• **REQUIRED WORK**
Find every line with the word "TAGGED" and give their count, nothing else.
• • •
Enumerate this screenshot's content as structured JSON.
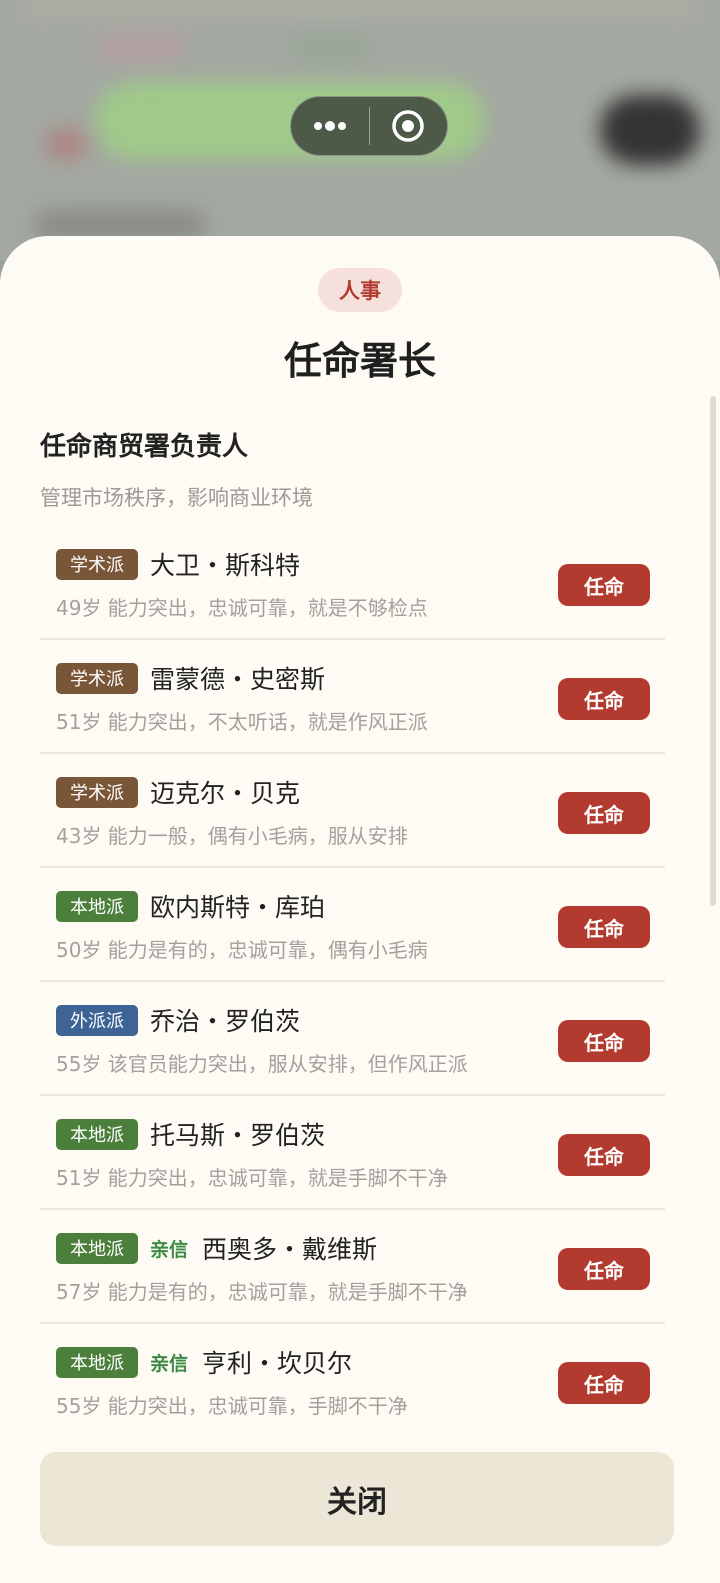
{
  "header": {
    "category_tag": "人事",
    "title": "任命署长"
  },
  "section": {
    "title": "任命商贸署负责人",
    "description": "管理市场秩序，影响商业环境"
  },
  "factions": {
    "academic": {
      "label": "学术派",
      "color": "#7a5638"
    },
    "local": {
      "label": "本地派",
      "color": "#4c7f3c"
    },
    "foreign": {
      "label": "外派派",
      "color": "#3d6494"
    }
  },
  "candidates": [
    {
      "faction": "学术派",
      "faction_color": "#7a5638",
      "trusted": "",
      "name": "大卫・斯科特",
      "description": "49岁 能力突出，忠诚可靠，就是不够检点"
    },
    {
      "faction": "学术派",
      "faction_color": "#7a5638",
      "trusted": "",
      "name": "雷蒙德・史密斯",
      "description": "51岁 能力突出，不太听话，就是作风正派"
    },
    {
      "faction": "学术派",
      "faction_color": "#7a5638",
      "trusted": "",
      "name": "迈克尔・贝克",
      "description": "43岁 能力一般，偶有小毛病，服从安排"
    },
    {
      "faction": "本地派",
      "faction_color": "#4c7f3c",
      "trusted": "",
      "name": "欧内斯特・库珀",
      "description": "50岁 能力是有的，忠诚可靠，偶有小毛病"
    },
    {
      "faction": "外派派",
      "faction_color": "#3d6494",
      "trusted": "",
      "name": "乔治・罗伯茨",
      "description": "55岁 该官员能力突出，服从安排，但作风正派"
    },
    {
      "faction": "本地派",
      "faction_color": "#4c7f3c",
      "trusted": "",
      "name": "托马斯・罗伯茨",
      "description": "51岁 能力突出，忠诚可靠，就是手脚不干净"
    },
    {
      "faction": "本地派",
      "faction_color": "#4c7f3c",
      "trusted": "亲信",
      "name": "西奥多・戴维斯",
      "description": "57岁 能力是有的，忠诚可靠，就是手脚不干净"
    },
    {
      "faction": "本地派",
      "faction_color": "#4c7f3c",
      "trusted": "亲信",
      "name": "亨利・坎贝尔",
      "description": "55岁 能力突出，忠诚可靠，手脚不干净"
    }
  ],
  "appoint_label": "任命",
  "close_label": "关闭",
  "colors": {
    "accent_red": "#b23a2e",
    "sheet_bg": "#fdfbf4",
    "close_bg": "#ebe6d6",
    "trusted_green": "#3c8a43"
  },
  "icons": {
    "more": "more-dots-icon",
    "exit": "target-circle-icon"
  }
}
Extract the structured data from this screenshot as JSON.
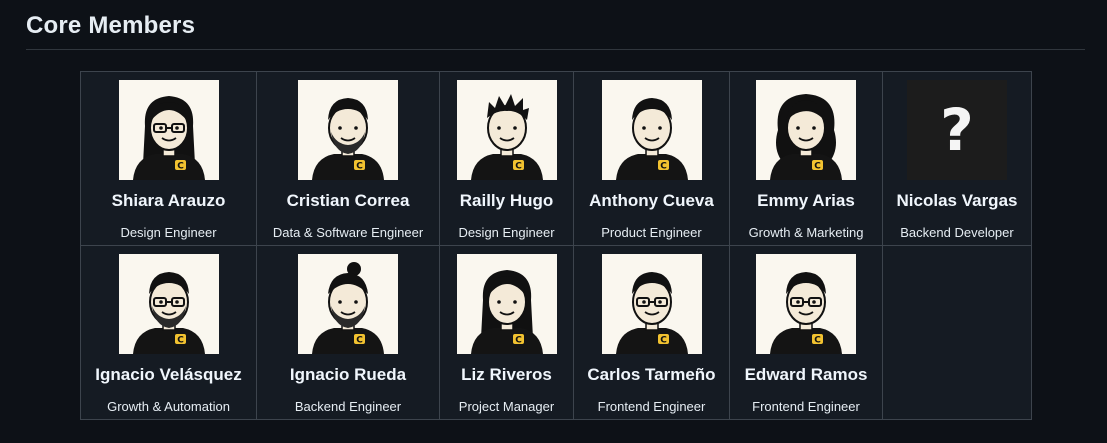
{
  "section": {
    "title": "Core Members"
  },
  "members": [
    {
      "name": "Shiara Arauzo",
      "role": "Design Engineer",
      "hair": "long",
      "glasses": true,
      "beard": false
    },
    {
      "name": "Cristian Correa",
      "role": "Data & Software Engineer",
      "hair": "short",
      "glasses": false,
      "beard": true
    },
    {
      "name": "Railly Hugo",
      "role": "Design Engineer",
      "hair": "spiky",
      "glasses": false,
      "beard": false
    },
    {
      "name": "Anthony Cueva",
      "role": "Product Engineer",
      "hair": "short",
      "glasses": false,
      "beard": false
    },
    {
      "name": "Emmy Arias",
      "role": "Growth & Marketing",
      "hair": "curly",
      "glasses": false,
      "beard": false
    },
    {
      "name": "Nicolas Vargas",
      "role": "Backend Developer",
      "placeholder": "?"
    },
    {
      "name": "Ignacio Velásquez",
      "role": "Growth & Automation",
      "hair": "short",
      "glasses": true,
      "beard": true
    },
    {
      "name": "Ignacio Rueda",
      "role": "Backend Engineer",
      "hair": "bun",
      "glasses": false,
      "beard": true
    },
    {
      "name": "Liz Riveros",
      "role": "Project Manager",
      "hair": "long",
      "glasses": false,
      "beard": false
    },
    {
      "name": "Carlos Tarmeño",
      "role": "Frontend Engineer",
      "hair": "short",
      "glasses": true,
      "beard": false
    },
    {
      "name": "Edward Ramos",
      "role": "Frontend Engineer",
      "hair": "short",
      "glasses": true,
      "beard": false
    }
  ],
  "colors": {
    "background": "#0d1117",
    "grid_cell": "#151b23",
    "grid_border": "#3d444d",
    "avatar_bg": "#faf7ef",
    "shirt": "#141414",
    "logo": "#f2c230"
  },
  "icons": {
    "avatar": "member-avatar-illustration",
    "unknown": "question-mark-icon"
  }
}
• • •
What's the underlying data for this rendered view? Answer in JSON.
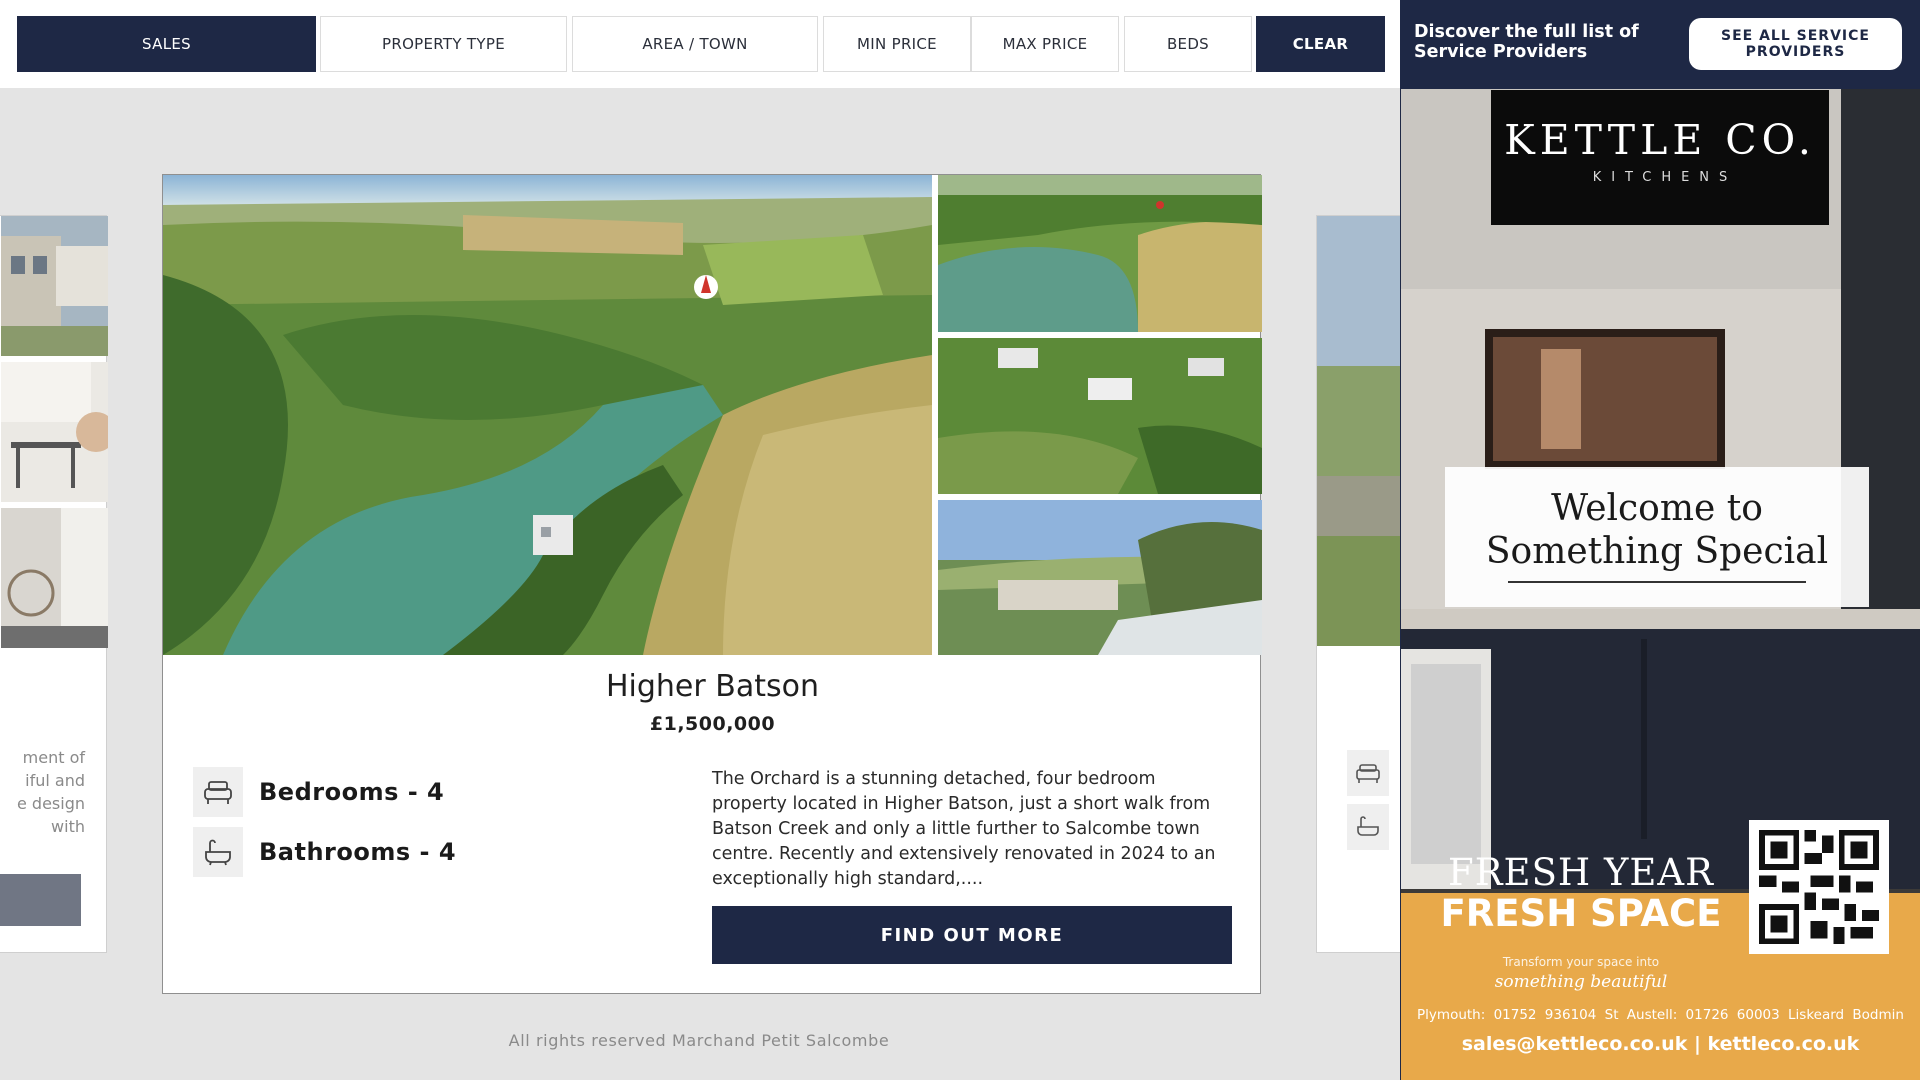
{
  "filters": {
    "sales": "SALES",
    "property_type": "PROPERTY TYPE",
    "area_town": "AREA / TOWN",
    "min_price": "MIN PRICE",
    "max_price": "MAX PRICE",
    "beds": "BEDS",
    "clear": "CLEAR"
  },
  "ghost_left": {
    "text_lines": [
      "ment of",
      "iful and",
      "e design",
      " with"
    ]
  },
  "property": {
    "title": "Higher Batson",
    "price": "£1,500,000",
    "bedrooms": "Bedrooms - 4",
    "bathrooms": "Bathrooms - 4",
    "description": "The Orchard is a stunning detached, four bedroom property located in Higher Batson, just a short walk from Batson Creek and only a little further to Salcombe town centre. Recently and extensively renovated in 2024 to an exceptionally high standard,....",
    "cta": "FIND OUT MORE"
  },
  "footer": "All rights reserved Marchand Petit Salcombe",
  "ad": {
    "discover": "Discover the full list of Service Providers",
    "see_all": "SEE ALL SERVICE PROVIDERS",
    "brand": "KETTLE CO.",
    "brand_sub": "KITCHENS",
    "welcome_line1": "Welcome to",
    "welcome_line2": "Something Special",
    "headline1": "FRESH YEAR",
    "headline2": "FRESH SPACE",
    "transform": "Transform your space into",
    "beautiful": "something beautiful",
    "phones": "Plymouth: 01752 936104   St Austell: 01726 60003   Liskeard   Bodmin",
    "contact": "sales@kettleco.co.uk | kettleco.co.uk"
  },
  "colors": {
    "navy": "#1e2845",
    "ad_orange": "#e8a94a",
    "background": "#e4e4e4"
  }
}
• • •
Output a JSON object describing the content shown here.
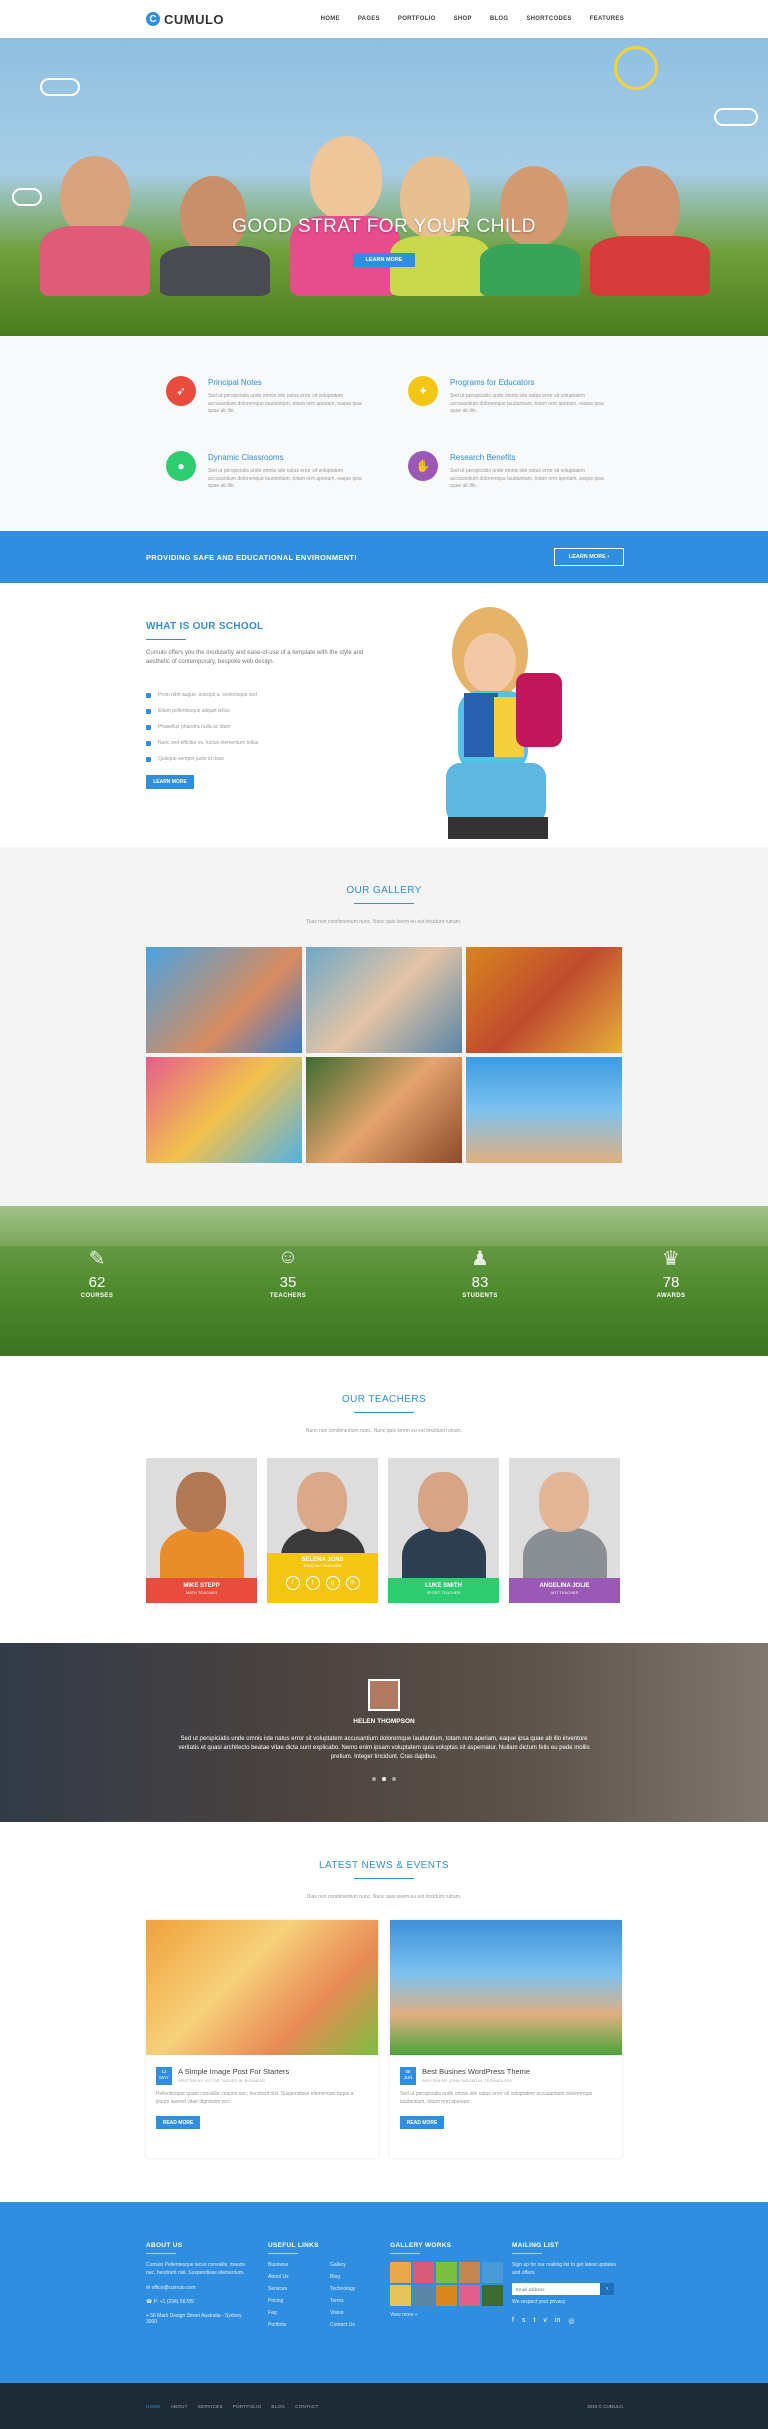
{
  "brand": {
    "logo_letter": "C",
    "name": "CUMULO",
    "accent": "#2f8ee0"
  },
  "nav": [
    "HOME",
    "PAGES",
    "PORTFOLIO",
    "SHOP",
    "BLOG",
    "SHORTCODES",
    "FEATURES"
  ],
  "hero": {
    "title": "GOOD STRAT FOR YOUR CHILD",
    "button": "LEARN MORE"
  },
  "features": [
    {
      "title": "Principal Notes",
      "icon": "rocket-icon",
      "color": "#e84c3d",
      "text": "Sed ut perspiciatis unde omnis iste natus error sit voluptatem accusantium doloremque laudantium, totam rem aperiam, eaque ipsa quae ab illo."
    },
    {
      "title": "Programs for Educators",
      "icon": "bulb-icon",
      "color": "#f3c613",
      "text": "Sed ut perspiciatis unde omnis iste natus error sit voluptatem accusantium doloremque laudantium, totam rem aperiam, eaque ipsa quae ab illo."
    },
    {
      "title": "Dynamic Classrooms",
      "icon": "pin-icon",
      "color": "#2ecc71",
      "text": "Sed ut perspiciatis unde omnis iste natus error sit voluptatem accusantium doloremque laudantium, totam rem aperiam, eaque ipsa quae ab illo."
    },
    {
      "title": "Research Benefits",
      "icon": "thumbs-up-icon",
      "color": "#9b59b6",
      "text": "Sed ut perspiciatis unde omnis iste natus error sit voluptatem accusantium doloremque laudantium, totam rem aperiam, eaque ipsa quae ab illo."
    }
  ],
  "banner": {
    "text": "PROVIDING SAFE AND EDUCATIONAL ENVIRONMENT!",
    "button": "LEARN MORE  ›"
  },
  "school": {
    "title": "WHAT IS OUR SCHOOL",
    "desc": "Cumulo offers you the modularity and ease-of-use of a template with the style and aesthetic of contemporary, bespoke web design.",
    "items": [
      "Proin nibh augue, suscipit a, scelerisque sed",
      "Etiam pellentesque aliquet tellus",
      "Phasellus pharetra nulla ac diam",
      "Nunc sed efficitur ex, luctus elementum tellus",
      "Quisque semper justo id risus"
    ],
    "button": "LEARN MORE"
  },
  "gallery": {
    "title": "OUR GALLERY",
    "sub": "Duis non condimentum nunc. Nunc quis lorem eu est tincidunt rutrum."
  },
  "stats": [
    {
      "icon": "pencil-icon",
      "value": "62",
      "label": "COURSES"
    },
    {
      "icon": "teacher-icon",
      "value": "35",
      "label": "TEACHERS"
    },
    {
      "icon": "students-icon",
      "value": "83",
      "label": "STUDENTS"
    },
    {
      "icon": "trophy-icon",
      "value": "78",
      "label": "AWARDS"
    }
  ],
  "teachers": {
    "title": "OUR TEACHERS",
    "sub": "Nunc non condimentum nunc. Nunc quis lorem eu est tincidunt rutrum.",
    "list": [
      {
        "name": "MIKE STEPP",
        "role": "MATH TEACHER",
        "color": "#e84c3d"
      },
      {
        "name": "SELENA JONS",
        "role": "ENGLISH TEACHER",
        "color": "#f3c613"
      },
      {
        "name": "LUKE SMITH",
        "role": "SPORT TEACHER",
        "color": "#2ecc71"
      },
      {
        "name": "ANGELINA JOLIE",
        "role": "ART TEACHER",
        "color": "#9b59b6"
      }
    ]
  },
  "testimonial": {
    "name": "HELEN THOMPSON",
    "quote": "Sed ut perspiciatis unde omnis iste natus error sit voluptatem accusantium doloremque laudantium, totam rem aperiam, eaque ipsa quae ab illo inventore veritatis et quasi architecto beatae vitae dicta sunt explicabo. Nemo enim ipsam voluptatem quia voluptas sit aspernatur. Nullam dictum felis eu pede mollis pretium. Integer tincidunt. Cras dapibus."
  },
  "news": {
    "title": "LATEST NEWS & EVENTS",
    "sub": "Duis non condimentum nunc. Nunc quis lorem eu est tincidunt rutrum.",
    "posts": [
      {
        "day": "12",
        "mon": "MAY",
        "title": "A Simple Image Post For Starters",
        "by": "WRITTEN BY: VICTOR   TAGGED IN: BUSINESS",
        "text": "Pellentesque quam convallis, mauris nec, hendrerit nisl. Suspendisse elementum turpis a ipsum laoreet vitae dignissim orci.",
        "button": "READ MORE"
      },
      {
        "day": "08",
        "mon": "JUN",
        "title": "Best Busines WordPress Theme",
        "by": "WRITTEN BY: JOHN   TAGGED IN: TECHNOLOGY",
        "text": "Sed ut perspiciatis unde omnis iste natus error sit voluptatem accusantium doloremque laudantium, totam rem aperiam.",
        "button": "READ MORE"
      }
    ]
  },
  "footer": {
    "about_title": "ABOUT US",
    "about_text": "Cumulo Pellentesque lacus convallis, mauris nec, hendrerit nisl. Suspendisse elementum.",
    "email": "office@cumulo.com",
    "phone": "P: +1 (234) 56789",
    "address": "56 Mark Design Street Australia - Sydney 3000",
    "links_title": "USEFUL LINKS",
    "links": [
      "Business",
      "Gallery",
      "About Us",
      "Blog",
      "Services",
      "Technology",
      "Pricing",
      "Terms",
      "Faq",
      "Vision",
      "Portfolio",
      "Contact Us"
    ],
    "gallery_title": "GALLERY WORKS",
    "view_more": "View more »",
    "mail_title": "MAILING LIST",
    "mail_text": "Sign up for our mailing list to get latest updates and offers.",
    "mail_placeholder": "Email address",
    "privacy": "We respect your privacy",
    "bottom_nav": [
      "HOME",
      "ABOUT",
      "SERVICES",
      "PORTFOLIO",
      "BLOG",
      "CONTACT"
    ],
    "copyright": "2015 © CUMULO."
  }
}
• • •
• **EXERCISE OUTPUT**
2